[Dataset entries on figures]
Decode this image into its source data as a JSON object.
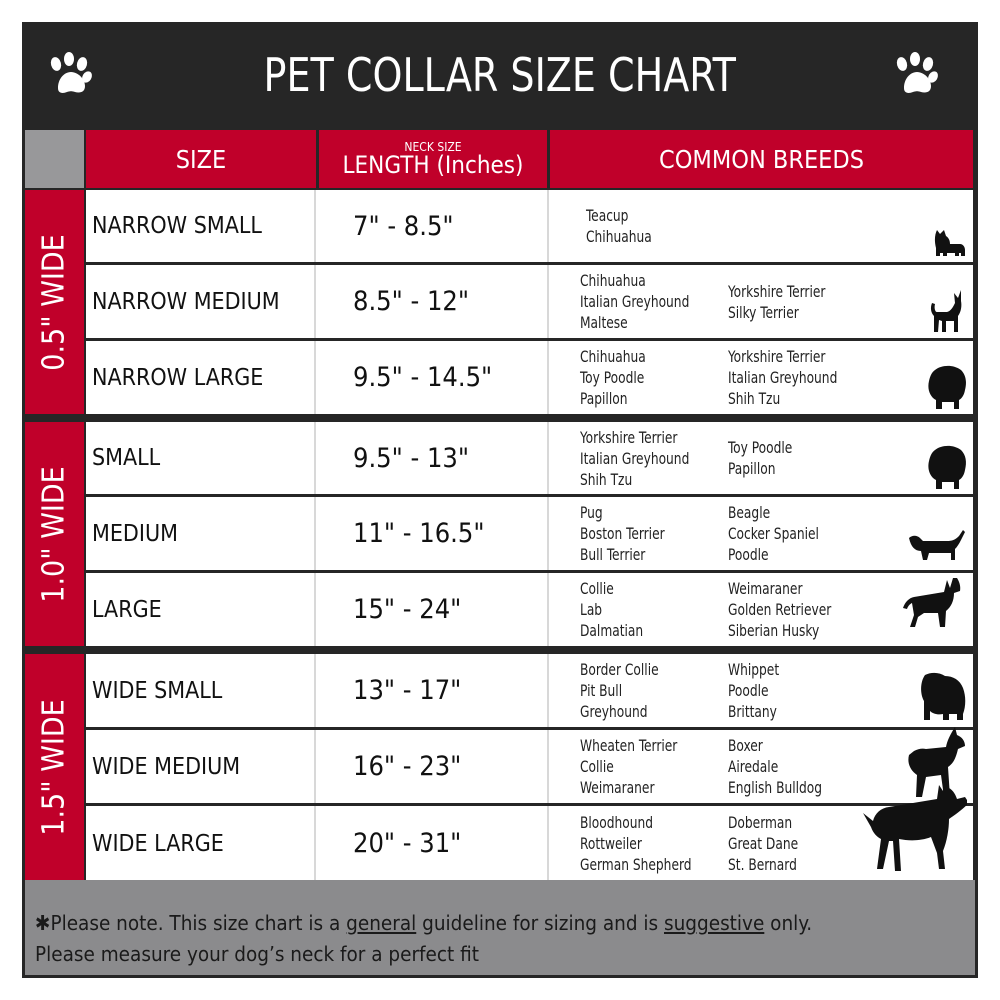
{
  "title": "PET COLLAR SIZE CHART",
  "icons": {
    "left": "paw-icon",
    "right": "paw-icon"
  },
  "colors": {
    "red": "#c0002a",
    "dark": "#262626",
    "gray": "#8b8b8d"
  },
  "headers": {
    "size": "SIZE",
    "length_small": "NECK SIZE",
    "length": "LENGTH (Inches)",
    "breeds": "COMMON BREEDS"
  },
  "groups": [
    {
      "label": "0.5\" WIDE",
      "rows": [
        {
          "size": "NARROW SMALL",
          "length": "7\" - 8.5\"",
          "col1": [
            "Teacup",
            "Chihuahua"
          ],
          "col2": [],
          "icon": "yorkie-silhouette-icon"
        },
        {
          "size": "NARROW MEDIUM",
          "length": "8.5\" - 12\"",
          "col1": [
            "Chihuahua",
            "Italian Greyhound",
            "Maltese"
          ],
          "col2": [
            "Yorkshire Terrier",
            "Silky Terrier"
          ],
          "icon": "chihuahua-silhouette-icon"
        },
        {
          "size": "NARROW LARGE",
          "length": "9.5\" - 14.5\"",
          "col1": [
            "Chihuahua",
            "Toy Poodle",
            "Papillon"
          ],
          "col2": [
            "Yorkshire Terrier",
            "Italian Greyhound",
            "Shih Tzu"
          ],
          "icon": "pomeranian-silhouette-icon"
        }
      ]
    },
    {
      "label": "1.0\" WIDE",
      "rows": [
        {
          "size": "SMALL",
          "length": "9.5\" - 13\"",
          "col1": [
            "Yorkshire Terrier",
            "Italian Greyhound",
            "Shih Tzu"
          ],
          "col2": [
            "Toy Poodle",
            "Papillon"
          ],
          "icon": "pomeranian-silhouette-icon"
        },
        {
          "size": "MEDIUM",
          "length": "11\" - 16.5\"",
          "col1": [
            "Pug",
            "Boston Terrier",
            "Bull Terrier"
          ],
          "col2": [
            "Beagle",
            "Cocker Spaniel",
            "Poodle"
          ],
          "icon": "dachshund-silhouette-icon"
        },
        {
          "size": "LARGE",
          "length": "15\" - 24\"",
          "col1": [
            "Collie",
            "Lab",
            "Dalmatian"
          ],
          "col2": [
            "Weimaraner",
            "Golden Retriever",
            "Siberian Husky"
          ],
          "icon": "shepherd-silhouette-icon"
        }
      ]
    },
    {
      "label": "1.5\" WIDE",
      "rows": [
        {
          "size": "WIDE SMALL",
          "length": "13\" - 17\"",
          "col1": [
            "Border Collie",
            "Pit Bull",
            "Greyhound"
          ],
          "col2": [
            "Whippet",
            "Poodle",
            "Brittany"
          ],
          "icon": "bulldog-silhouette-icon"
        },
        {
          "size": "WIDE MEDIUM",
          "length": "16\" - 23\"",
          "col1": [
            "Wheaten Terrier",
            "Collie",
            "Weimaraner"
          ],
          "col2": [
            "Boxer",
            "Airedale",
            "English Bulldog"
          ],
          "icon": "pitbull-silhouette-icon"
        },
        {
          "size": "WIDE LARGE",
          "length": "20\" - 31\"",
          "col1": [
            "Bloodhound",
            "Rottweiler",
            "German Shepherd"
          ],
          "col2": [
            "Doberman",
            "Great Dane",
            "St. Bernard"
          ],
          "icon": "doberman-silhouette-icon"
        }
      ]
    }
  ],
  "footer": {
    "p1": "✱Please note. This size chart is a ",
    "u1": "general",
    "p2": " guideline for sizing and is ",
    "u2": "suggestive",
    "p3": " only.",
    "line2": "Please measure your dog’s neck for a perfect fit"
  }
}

## Stated task
Only the number is required: the count of lines containing the word "Poodle".

## Written answer
4